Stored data
===============

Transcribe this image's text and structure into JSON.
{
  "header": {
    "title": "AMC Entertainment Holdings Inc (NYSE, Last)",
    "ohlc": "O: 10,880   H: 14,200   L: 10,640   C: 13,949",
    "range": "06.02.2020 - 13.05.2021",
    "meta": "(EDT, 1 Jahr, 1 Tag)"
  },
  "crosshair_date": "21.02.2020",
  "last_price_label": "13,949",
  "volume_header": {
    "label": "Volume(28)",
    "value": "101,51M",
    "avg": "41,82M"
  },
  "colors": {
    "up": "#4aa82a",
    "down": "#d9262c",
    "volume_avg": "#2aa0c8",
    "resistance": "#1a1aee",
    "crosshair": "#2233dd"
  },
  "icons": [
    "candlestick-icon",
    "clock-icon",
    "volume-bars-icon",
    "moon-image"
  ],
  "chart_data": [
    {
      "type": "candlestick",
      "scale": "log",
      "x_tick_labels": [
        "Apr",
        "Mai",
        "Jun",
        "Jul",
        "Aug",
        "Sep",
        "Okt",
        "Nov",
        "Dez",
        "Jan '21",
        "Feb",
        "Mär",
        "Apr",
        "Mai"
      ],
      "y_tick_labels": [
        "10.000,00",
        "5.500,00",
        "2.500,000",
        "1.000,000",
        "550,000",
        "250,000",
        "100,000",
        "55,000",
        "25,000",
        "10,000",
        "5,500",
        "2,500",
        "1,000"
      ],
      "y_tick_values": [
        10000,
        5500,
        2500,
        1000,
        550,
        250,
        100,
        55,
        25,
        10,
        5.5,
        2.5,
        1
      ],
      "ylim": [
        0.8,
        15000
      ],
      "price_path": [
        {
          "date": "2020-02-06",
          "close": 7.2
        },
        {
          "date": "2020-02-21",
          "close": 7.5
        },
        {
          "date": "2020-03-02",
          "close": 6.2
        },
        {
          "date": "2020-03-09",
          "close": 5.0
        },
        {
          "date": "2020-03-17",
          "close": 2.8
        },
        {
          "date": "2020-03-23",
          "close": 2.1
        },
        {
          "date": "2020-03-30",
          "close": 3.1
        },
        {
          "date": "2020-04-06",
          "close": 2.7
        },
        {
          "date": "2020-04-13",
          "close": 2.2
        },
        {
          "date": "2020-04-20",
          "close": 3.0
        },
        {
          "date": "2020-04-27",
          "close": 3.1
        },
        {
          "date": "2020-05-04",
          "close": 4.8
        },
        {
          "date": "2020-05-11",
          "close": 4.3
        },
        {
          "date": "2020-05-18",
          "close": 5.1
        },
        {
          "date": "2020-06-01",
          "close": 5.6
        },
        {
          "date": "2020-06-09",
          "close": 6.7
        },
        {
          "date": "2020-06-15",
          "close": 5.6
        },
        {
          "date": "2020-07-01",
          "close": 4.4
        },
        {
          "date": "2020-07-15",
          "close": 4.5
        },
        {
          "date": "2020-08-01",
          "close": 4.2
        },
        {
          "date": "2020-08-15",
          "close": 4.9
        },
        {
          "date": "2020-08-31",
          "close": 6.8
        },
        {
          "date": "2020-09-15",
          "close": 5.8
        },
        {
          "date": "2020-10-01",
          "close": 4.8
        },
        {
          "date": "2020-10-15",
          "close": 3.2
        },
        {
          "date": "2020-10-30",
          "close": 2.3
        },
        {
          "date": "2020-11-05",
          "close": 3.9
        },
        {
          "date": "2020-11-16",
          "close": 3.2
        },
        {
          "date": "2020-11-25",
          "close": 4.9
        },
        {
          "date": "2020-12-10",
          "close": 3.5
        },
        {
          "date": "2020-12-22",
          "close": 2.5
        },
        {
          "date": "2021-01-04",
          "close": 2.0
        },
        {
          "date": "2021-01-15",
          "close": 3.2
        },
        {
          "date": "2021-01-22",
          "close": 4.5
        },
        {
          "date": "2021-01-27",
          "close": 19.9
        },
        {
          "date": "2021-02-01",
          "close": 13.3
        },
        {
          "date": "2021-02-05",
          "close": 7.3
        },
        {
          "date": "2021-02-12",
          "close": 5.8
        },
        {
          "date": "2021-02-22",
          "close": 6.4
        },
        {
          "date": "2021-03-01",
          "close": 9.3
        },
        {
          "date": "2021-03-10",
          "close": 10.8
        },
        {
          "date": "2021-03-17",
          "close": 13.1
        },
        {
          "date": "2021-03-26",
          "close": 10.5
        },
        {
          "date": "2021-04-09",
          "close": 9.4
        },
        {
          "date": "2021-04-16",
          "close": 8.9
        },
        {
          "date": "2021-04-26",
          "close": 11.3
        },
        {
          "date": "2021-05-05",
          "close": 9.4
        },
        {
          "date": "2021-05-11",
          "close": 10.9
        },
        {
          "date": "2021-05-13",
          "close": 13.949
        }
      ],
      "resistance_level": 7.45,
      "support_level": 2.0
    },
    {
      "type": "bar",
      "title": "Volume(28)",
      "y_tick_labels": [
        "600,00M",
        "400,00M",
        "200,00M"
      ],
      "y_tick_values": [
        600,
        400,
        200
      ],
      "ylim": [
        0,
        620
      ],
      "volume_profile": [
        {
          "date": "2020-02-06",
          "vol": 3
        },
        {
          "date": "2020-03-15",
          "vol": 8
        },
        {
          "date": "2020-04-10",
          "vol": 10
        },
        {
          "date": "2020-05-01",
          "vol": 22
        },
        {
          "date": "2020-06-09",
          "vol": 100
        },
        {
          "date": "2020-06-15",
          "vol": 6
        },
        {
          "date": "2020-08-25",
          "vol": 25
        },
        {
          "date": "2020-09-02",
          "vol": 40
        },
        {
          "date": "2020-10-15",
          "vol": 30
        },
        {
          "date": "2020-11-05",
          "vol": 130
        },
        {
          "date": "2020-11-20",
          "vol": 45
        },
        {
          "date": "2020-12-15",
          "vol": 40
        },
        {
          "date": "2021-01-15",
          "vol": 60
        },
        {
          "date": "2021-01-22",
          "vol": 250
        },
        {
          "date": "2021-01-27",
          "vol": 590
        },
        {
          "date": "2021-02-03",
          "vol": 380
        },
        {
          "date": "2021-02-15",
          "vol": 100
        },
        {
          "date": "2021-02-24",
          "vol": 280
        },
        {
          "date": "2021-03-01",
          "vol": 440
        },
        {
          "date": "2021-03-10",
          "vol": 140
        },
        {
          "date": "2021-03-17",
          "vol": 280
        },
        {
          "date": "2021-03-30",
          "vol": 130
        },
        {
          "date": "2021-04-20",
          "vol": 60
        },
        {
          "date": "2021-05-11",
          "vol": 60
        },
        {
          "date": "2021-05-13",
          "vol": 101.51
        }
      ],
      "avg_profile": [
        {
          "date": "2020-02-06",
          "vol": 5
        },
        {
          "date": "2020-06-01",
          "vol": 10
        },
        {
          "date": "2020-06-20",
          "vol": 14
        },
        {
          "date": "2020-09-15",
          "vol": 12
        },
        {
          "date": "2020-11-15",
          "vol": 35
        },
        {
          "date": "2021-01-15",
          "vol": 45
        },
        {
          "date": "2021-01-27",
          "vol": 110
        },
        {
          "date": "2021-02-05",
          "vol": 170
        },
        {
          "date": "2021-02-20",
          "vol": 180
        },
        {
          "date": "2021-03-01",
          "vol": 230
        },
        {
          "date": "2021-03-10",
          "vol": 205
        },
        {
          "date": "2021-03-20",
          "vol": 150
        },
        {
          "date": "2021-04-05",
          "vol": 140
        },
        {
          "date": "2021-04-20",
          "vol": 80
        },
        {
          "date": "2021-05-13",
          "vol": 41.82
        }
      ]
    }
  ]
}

===============

**The request:** All of the material must be reproduced exactly.

**Reply to the exercise:**
Transcribe this image's text and structure into JSON.
{
  "header": {
    "title": "AMC Entertainment Holdings Inc (NYSE, Last)",
    "ohlc": "O: 10,880   H: 14,200   L: 10,640   C: 13,949",
    "range": "06.02.2020 - 13.05.2021",
    "meta": "(EDT, 1 Jahr, 1 Tag)"
  },
  "crosshair_date": "21.02.2020",
  "last_price_label": "13,949",
  "volume_header": {
    "label": "Volume(28)",
    "value": "101,51M",
    "avg": "41,82M"
  },
  "colors": {
    "up": "#4aa82a",
    "down": "#d9262c",
    "volume_avg": "#2aa0c8",
    "resistance": "#1a1aee",
    "crosshair": "#2233dd"
  },
  "icons": [
    "candlestick-icon",
    "clock-icon",
    "volume-bars-icon",
    "moon-image"
  ],
  "chart_data": [
    {
      "type": "candlestick",
      "scale": "log",
      "x_tick_labels": [
        "Apr",
        "Mai",
        "Jun",
        "Jul",
        "Aug",
        "Sep",
        "Okt",
        "Nov",
        "Dez",
        "Jan '21",
        "Feb",
        "Mär",
        "Apr",
        "Mai"
      ],
      "y_tick_labels": [
        "10.000,00",
        "5.500,00",
        "2.500,000",
        "1.000,000",
        "550,000",
        "250,000",
        "100,000",
        "55,000",
        "25,000",
        "10,000",
        "5,500",
        "2,500",
        "1,000"
      ],
      "y_tick_values": [
        10000,
        5500,
        2500,
        1000,
        550,
        250,
        100,
        55,
        25,
        10,
        5.5,
        2.5,
        1
      ],
      "ylim": [
        0.8,
        15000
      ],
      "price_path": [
        {
          "date": "2020-02-06",
          "close": 7.2
        },
        {
          "date": "2020-02-21",
          "close": 7.5
        },
        {
          "date": "2020-03-02",
          "close": 6.2
        },
        {
          "date": "2020-03-09",
          "close": 5.0
        },
        {
          "date": "2020-03-17",
          "close": 2.8
        },
        {
          "date": "2020-03-23",
          "close": 2.1
        },
        {
          "date": "2020-03-30",
          "close": 3.1
        },
        {
          "date": "2020-04-06",
          "close": 2.7
        },
        {
          "date": "2020-04-13",
          "close": 2.2
        },
        {
          "date": "2020-04-20",
          "close": 3.0
        },
        {
          "date": "2020-04-27",
          "close": 3.1
        },
        {
          "date": "2020-05-04",
          "close": 4.8
        },
        {
          "date": "2020-05-11",
          "close": 4.3
        },
        {
          "date": "2020-05-18",
          "close": 5.1
        },
        {
          "date": "2020-06-01",
          "close": 5.6
        },
        {
          "date": "2020-06-09",
          "close": 6.7
        },
        {
          "date": "2020-06-15",
          "close": 5.6
        },
        {
          "date": "2020-07-01",
          "close": 4.4
        },
        {
          "date": "2020-07-15",
          "close": 4.5
        },
        {
          "date": "2020-08-01",
          "close": 4.2
        },
        {
          "date": "2020-08-15",
          "close": 4.9
        },
        {
          "date": "2020-08-31",
          "close": 6.8
        },
        {
          "date": "2020-09-15",
          "close": 5.8
        },
        {
          "date": "2020-10-01",
          "close": 4.8
        },
        {
          "date": "2020-10-15",
          "close": 3.2
        },
        {
          "date": "2020-10-30",
          "close": 2.3
        },
        {
          "date": "2020-11-05",
          "close": 3.9
        },
        {
          "date": "2020-11-16",
          "close": 3.2
        },
        {
          "date": "2020-11-25",
          "close": 4.9
        },
        {
          "date": "2020-12-10",
          "close": 3.5
        },
        {
          "date": "2020-12-22",
          "close": 2.5
        },
        {
          "date": "2021-01-04",
          "close": 2.0
        },
        {
          "date": "2021-01-15",
          "close": 3.2
        },
        {
          "date": "2021-01-22",
          "close": 4.5
        },
        {
          "date": "2021-01-27",
          "close": 19.9
        },
        {
          "date": "2021-02-01",
          "close": 13.3
        },
        {
          "date": "2021-02-05",
          "close": 7.3
        },
        {
          "date": "2021-02-12",
          "close": 5.8
        },
        {
          "date": "2021-02-22",
          "close": 6.4
        },
        {
          "date": "2021-03-01",
          "close": 9.3
        },
        {
          "date": "2021-03-10",
          "close": 10.8
        },
        {
          "date": "2021-03-17",
          "close": 13.1
        },
        {
          "date": "2021-03-26",
          "close": 10.5
        },
        {
          "date": "2021-04-09",
          "close": 9.4
        },
        {
          "date": "2021-04-16",
          "close": 8.9
        },
        {
          "date": "2021-04-26",
          "close": 11.3
        },
        {
          "date": "2021-05-05",
          "close": 9.4
        },
        {
          "date": "2021-05-11",
          "close": 10.9
        },
        {
          "date": "2021-05-13",
          "close": 13.949
        }
      ],
      "resistance_level": 7.45,
      "support_level": 2.0
    },
    {
      "type": "bar",
      "title": "Volume(28)",
      "y_tick_labels": [
        "600,00M",
        "400,00M",
        "200,00M"
      ],
      "y_tick_values": [
        600,
        400,
        200
      ],
      "ylim": [
        0,
        620
      ],
      "volume_profile": [
        {
          "date": "2020-02-06",
          "vol": 3
        },
        {
          "date": "2020-03-15",
          "vol": 8
        },
        {
          "date": "2020-04-10",
          "vol": 10
        },
        {
          "date": "2020-05-01",
          "vol": 22
        },
        {
          "date": "2020-06-09",
          "vol": 100
        },
        {
          "date": "2020-06-15",
          "vol": 6
        },
        {
          "date": "2020-08-25",
          "vol": 25
        },
        {
          "date": "2020-09-02",
          "vol": 40
        },
        {
          "date": "2020-10-15",
          "vol": 30
        },
        {
          "date": "2020-11-05",
          "vol": 130
        },
        {
          "date": "2020-11-20",
          "vol": 45
        },
        {
          "date": "2020-12-15",
          "vol": 40
        },
        {
          "date": "2021-01-15",
          "vol": 60
        },
        {
          "date": "2021-01-22",
          "vol": 250
        },
        {
          "date": "2021-01-27",
          "vol": 590
        },
        {
          "date": "2021-02-03",
          "vol": 380
        },
        {
          "date": "2021-02-15",
          "vol": 100
        },
        {
          "date": "2021-02-24",
          "vol": 280
        },
        {
          "date": "2021-03-01",
          "vol": 440
        },
        {
          "date": "2021-03-10",
          "vol": 140
        },
        {
          "date": "2021-03-17",
          "vol": 280
        },
        {
          "date": "2021-03-30",
          "vol": 130
        },
        {
          "date": "2021-04-20",
          "vol": 60
        },
        {
          "date": "2021-05-11",
          "vol": 60
        },
        {
          "date": "2021-05-13",
          "vol": 101.51
        }
      ],
      "avg_profile": [
        {
          "date": "2020-02-06",
          "vol": 5
        },
        {
          "date": "2020-06-01",
          "vol": 10
        },
        {
          "date": "2020-06-20",
          "vol": 14
        },
        {
          "date": "2020-09-15",
          "vol": 12
        },
        {
          "date": "2020-11-15",
          "vol": 35
        },
        {
          "date": "2021-01-15",
          "vol": 45
        },
        {
          "date": "2021-01-27",
          "vol": 110
        },
        {
          "date": "2021-02-05",
          "vol": 170
        },
        {
          "date": "2021-02-20",
          "vol": 180
        },
        {
          "date": "2021-03-01",
          "vol": 230
        },
        {
          "date": "2021-03-10",
          "vol": 205
        },
        {
          "date": "2021-03-20",
          "vol": 150
        },
        {
          "date": "2021-04-05",
          "vol": 140
        },
        {
          "date": "2021-04-20",
          "vol": 80
        },
        {
          "date": "2021-05-13",
          "vol": 41.82
        }
      ]
    }
  ]
}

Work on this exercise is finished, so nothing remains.